— Material for the task —
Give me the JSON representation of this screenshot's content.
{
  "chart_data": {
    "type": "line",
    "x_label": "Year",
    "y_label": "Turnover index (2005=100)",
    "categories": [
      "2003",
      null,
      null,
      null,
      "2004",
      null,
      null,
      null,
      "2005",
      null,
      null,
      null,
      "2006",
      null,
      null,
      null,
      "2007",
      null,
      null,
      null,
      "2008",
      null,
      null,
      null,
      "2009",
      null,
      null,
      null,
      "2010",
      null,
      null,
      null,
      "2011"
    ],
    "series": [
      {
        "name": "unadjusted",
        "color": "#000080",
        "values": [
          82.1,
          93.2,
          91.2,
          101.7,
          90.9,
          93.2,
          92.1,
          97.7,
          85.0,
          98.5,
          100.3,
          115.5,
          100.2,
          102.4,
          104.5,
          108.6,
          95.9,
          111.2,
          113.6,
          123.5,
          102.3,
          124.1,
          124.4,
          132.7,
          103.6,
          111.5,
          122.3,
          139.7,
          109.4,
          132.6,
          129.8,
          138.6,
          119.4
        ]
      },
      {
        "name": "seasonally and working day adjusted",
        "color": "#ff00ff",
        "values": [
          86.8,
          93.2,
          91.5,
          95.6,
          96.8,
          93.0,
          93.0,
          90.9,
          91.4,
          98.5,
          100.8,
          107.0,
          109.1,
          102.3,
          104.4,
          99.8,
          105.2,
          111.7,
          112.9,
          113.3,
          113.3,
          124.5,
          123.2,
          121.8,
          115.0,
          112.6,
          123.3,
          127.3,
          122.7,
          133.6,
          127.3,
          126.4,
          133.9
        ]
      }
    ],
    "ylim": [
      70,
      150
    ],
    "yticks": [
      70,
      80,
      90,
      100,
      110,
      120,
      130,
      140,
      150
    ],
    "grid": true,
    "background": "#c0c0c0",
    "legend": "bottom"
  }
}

— Directive —
Identify the lines in the records above that contain the word "name", then state how many there are and nothing more.

— Final result —
2